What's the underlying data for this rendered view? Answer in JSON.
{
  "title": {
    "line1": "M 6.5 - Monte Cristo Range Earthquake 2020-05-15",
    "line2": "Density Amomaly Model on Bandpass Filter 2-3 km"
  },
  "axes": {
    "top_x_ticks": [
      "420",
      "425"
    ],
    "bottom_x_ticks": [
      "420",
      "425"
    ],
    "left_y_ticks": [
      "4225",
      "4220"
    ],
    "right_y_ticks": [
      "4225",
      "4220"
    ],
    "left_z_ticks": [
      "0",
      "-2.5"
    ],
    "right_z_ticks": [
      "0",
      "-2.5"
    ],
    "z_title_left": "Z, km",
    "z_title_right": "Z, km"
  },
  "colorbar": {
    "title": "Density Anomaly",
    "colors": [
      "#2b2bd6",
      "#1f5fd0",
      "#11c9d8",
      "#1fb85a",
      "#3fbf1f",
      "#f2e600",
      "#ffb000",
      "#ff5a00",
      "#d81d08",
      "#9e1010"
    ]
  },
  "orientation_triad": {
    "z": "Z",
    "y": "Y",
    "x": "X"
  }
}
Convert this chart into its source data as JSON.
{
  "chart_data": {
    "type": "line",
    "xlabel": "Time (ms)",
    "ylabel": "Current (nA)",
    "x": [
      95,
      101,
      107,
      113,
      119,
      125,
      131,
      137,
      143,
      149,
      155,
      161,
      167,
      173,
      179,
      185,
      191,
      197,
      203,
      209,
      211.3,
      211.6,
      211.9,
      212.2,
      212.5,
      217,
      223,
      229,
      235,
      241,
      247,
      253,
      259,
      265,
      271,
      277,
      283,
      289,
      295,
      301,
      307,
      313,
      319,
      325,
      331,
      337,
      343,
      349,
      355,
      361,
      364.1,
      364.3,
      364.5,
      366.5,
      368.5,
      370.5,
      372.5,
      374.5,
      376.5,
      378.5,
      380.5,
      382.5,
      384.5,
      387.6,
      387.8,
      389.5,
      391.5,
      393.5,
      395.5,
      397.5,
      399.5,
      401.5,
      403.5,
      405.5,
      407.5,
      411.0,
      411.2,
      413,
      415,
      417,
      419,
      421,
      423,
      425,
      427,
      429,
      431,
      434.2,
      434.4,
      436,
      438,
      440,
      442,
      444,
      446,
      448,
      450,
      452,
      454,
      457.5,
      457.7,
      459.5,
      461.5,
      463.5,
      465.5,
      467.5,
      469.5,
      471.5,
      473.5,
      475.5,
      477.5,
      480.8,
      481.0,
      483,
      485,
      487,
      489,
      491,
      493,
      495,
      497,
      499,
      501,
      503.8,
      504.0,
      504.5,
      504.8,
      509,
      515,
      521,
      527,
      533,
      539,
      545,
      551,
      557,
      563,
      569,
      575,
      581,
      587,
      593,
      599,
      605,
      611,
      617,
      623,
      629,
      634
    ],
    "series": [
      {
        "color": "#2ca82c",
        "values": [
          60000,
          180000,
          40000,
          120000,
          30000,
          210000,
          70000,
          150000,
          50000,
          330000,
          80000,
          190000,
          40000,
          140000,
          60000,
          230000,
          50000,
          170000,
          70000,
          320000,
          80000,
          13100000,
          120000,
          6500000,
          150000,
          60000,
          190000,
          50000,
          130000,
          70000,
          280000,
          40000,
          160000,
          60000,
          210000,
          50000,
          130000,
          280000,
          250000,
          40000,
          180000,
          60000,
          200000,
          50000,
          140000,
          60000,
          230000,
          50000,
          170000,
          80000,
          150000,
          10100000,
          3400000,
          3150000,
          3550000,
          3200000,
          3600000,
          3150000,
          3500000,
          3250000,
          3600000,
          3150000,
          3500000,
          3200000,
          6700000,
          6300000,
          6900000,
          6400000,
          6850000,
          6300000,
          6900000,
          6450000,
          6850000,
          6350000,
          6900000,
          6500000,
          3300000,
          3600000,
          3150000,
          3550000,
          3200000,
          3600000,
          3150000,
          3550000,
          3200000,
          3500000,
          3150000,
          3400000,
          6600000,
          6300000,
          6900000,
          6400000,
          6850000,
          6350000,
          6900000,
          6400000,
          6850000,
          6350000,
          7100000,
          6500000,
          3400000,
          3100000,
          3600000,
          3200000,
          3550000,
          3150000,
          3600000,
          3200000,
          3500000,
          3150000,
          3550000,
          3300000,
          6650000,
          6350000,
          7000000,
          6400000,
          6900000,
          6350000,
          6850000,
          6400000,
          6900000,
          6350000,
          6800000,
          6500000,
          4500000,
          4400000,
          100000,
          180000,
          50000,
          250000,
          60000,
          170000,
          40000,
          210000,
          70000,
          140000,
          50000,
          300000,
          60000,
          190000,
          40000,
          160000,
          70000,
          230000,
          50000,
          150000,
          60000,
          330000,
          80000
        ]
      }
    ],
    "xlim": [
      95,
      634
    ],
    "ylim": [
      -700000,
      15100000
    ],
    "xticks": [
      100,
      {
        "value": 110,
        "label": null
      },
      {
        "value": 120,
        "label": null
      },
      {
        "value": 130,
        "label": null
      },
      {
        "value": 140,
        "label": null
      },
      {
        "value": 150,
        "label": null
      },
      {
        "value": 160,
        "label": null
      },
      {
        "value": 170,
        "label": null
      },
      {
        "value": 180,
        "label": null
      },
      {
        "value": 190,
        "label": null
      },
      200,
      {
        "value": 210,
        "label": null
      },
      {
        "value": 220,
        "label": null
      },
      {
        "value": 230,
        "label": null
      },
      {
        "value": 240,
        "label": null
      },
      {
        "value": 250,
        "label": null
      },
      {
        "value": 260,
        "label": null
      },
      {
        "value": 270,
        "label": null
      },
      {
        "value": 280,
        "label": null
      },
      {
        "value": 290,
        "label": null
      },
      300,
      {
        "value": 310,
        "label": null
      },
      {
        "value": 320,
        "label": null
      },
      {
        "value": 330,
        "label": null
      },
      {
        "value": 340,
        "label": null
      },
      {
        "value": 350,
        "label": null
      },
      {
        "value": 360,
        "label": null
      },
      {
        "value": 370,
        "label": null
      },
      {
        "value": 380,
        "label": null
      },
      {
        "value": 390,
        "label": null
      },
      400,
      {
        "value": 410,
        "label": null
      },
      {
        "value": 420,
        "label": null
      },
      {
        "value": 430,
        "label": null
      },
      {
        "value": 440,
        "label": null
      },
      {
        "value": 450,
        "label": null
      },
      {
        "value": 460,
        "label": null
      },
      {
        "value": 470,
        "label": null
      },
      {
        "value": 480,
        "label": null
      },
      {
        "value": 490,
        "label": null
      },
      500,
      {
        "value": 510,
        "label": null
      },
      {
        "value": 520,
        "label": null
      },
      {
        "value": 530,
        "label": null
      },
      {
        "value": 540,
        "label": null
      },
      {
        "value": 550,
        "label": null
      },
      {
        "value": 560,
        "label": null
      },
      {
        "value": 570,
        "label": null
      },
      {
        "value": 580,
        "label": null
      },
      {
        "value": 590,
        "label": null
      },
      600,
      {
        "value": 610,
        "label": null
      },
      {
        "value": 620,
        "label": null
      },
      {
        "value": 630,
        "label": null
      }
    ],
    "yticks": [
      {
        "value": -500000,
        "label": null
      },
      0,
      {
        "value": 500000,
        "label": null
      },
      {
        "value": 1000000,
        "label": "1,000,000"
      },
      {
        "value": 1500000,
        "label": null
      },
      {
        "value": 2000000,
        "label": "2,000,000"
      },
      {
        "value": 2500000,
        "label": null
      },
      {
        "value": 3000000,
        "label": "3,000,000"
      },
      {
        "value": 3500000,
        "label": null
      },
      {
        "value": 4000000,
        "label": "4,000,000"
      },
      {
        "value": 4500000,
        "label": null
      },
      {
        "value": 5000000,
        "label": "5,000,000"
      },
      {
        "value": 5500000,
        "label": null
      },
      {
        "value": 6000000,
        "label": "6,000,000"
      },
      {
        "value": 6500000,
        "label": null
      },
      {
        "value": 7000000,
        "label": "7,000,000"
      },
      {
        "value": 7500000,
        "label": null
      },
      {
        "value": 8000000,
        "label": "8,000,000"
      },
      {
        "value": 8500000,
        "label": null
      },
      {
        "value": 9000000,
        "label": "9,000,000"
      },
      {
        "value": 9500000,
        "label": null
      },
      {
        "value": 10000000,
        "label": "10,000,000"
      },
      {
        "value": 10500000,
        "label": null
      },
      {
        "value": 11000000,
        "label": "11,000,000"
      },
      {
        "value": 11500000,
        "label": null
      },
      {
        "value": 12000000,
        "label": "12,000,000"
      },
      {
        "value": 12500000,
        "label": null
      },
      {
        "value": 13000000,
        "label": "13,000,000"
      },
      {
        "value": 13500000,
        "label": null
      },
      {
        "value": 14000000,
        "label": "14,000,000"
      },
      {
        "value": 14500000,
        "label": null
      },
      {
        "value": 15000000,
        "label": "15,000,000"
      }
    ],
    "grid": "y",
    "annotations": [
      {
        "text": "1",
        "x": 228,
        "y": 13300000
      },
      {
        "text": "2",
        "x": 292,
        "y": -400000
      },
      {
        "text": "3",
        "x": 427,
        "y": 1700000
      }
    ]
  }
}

▸ **Task statement**
Locate the word "Density" in the records and collect each line it appears in.

▸ **Task solution**
    "line2": "Density Amomaly Model on Bandpass Filter 2-3 km"
    "title": "Density Anomaly",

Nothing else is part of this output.